> TASK DIRECTIONS
Skip the images and return the records below exactly.

> PROVIDED DATA
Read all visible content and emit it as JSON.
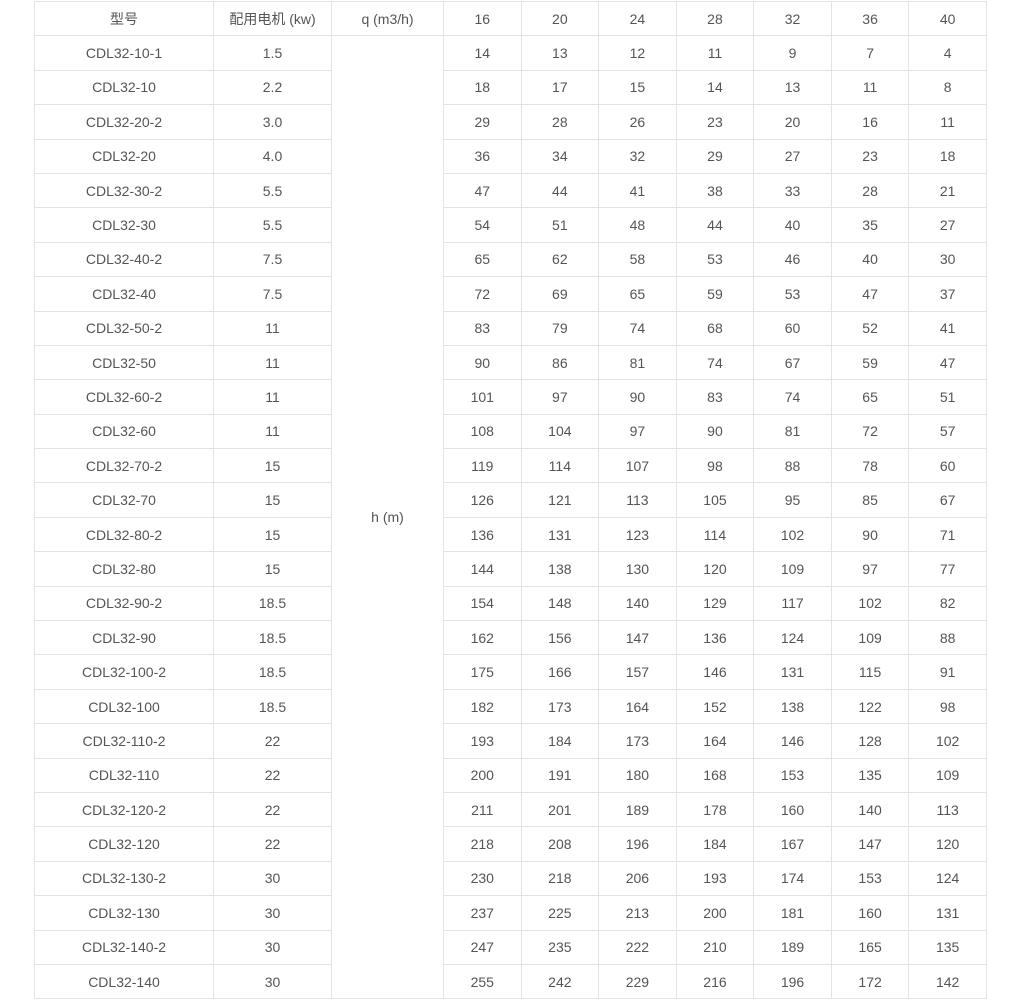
{
  "table": {
    "header": {
      "model": "型号",
      "motor": "配用电机 (kw)",
      "flow": "q (m3/h)",
      "flows": [
        "16",
        "20",
        "24",
        "28",
        "32",
        "36",
        "40"
      ]
    },
    "head_label": "h (m)",
    "rows": [
      {
        "model": "CDL32-10-1",
        "kw": "1.5",
        "h": [
          "14",
          "13",
          "12",
          "11",
          "9",
          "7",
          "4"
        ]
      },
      {
        "model": "CDL32-10",
        "kw": "2.2",
        "h": [
          "18",
          "17",
          "15",
          "14",
          "13",
          "11",
          "8"
        ]
      },
      {
        "model": "CDL32-20-2",
        "kw": "3.0",
        "h": [
          "29",
          "28",
          "26",
          "23",
          "20",
          "16",
          "11"
        ]
      },
      {
        "model": "CDL32-20",
        "kw": "4.0",
        "h": [
          "36",
          "34",
          "32",
          "29",
          "27",
          "23",
          "18"
        ]
      },
      {
        "model": "CDL32-30-2",
        "kw": "5.5",
        "h": [
          "47",
          "44",
          "41",
          "38",
          "33",
          "28",
          "21"
        ]
      },
      {
        "model": "CDL32-30",
        "kw": "5.5",
        "h": [
          "54",
          "51",
          "48",
          "44",
          "40",
          "35",
          "27"
        ]
      },
      {
        "model": "CDL32-40-2",
        "kw": "7.5",
        "h": [
          "65",
          "62",
          "58",
          "53",
          "46",
          "40",
          "30"
        ]
      },
      {
        "model": "CDL32-40",
        "kw": "7.5",
        "h": [
          "72",
          "69",
          "65",
          "59",
          "53",
          "47",
          "37"
        ]
      },
      {
        "model": "CDL32-50-2",
        "kw": "11",
        "h": [
          "83",
          "79",
          "74",
          "68",
          "60",
          "52",
          "41"
        ]
      },
      {
        "model": "CDL32-50",
        "kw": "11",
        "h": [
          "90",
          "86",
          "81",
          "74",
          "67",
          "59",
          "47"
        ]
      },
      {
        "model": "CDL32-60-2",
        "kw": "11",
        "h": [
          "101",
          "97",
          "90",
          "83",
          "74",
          "65",
          "51"
        ]
      },
      {
        "model": "CDL32-60",
        "kw": "11",
        "h": [
          "108",
          "104",
          "97",
          "90",
          "81",
          "72",
          "57"
        ]
      },
      {
        "model": "CDL32-70-2",
        "kw": "15",
        "h": [
          "119",
          "114",
          "107",
          "98",
          "88",
          "78",
          "60"
        ]
      },
      {
        "model": "CDL32-70",
        "kw": "15",
        "h": [
          "126",
          "121",
          "113",
          "105",
          "95",
          "85",
          "67"
        ]
      },
      {
        "model": "CDL32-80-2",
        "kw": "15",
        "h": [
          "136",
          "131",
          "123",
          "114",
          "102",
          "90",
          "71"
        ]
      },
      {
        "model": "CDL32-80",
        "kw": "15",
        "h": [
          "144",
          "138",
          "130",
          "120",
          "109",
          "97",
          "77"
        ]
      },
      {
        "model": "CDL32-90-2",
        "kw": "18.5",
        "h": [
          "154",
          "148",
          "140",
          "129",
          "117",
          "102",
          "82"
        ]
      },
      {
        "model": "CDL32-90",
        "kw": "18.5",
        "h": [
          "162",
          "156",
          "147",
          "136",
          "124",
          "109",
          "88"
        ]
      },
      {
        "model": "CDL32-100-2",
        "kw": "18.5",
        "h": [
          "175",
          "166",
          "157",
          "146",
          "131",
          "115",
          "91"
        ]
      },
      {
        "model": "CDL32-100",
        "kw": "18.5",
        "h": [
          "182",
          "173",
          "164",
          "152",
          "138",
          "122",
          "98"
        ]
      },
      {
        "model": "CDL32-110-2",
        "kw": "22",
        "h": [
          "193",
          "184",
          "173",
          "164",
          "146",
          "128",
          "102"
        ]
      },
      {
        "model": "CDL32-110",
        "kw": "22",
        "h": [
          "200",
          "191",
          "180",
          "168",
          "153",
          "135",
          "109"
        ]
      },
      {
        "model": "CDL32-120-2",
        "kw": "22",
        "h": [
          "211",
          "201",
          "189",
          "178",
          "160",
          "140",
          "113"
        ]
      },
      {
        "model": "CDL32-120",
        "kw": "22",
        "h": [
          "218",
          "208",
          "196",
          "184",
          "167",
          "147",
          "120"
        ]
      },
      {
        "model": "CDL32-130-2",
        "kw": "30",
        "h": [
          "230",
          "218",
          "206",
          "193",
          "174",
          "153",
          "124"
        ]
      },
      {
        "model": "CDL32-130",
        "kw": "30",
        "h": [
          "237",
          "225",
          "213",
          "200",
          "181",
          "160",
          "131"
        ]
      },
      {
        "model": "CDL32-140-2",
        "kw": "30",
        "h": [
          "247",
          "235",
          "222",
          "210",
          "189",
          "165",
          "135"
        ]
      },
      {
        "model": "CDL32-140",
        "kw": "30",
        "h": [
          "255",
          "242",
          "229",
          "216",
          "196",
          "172",
          "142"
        ]
      }
    ]
  }
}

> PROBLEM SOLUTION
Read all visible content and emit it as JSON.
{
  "table": {
    "header": {
      "model": "型号",
      "motor": "配用电机 (kw)",
      "flow": "q (m3/h)",
      "flows": [
        "16",
        "20",
        "24",
        "28",
        "32",
        "36",
        "40"
      ]
    },
    "head_label": "h (m)",
    "rows": [
      {
        "model": "CDL32-10-1",
        "kw": "1.5",
        "h": [
          "14",
          "13",
          "12",
          "11",
          "9",
          "7",
          "4"
        ]
      },
      {
        "model": "CDL32-10",
        "kw": "2.2",
        "h": [
          "18",
          "17",
          "15",
          "14",
          "13",
          "11",
          "8"
        ]
      },
      {
        "model": "CDL32-20-2",
        "kw": "3.0",
        "h": [
          "29",
          "28",
          "26",
          "23",
          "20",
          "16",
          "11"
        ]
      },
      {
        "model": "CDL32-20",
        "kw": "4.0",
        "h": [
          "36",
          "34",
          "32",
          "29",
          "27",
          "23",
          "18"
        ]
      },
      {
        "model": "CDL32-30-2",
        "kw": "5.5",
        "h": [
          "47",
          "44",
          "41",
          "38",
          "33",
          "28",
          "21"
        ]
      },
      {
        "model": "CDL32-30",
        "kw": "5.5",
        "h": [
          "54",
          "51",
          "48",
          "44",
          "40",
          "35",
          "27"
        ]
      },
      {
        "model": "CDL32-40-2",
        "kw": "7.5",
        "h": [
          "65",
          "62",
          "58",
          "53",
          "46",
          "40",
          "30"
        ]
      },
      {
        "model": "CDL32-40",
        "kw": "7.5",
        "h": [
          "72",
          "69",
          "65",
          "59",
          "53",
          "47",
          "37"
        ]
      },
      {
        "model": "CDL32-50-2",
        "kw": "11",
        "h": [
          "83",
          "79",
          "74",
          "68",
          "60",
          "52",
          "41"
        ]
      },
      {
        "model": "CDL32-50",
        "kw": "11",
        "h": [
          "90",
          "86",
          "81",
          "74",
          "67",
          "59",
          "47"
        ]
      },
      {
        "model": "CDL32-60-2",
        "kw": "11",
        "h": [
          "101",
          "97",
          "90",
          "83",
          "74",
          "65",
          "51"
        ]
      },
      {
        "model": "CDL32-60",
        "kw": "11",
        "h": [
          "108",
          "104",
          "97",
          "90",
          "81",
          "72",
          "57"
        ]
      },
      {
        "model": "CDL32-70-2",
        "kw": "15",
        "h": [
          "119",
          "114",
          "107",
          "98",
          "88",
          "78",
          "60"
        ]
      },
      {
        "model": "CDL32-70",
        "kw": "15",
        "h": [
          "126",
          "121",
          "113",
          "105",
          "95",
          "85",
          "67"
        ]
      },
      {
        "model": "CDL32-80-2",
        "kw": "15",
        "h": [
          "136",
          "131",
          "123",
          "114",
          "102",
          "90",
          "71"
        ]
      },
      {
        "model": "CDL32-80",
        "kw": "15",
        "h": [
          "144",
          "138",
          "130",
          "120",
          "109",
          "97",
          "77"
        ]
      },
      {
        "model": "CDL32-90-2",
        "kw": "18.5",
        "h": [
          "154",
          "148",
          "140",
          "129",
          "117",
          "102",
          "82"
        ]
      },
      {
        "model": "CDL32-90",
        "kw": "18.5",
        "h": [
          "162",
          "156",
          "147",
          "136",
          "124",
          "109",
          "88"
        ]
      },
      {
        "model": "CDL32-100-2",
        "kw": "18.5",
        "h": [
          "175",
          "166",
          "157",
          "146",
          "131",
          "115",
          "91"
        ]
      },
      {
        "model": "CDL32-100",
        "kw": "18.5",
        "h": [
          "182",
          "173",
          "164",
          "152",
          "138",
          "122",
          "98"
        ]
      },
      {
        "model": "CDL32-110-2",
        "kw": "22",
        "h": [
          "193",
          "184",
          "173",
          "164",
          "146",
          "128",
          "102"
        ]
      },
      {
        "model": "CDL32-110",
        "kw": "22",
        "h": [
          "200",
          "191",
          "180",
          "168",
          "153",
          "135",
          "109"
        ]
      },
      {
        "model": "CDL32-120-2",
        "kw": "22",
        "h": [
          "211",
          "201",
          "189",
          "178",
          "160",
          "140",
          "113"
        ]
      },
      {
        "model": "CDL32-120",
        "kw": "22",
        "h": [
          "218",
          "208",
          "196",
          "184",
          "167",
          "147",
          "120"
        ]
      },
      {
        "model": "CDL32-130-2",
        "kw": "30",
        "h": [
          "230",
          "218",
          "206",
          "193",
          "174",
          "153",
          "124"
        ]
      },
      {
        "model": "CDL32-130",
        "kw": "30",
        "h": [
          "237",
          "225",
          "213",
          "200",
          "181",
          "160",
          "131"
        ]
      },
      {
        "model": "CDL32-140-2",
        "kw": "30",
        "h": [
          "247",
          "235",
          "222",
          "210",
          "189",
          "165",
          "135"
        ]
      },
      {
        "model": "CDL32-140",
        "kw": "30",
        "h": [
          "255",
          "242",
          "229",
          "216",
          "196",
          "172",
          "142"
        ]
      }
    ]
  }
}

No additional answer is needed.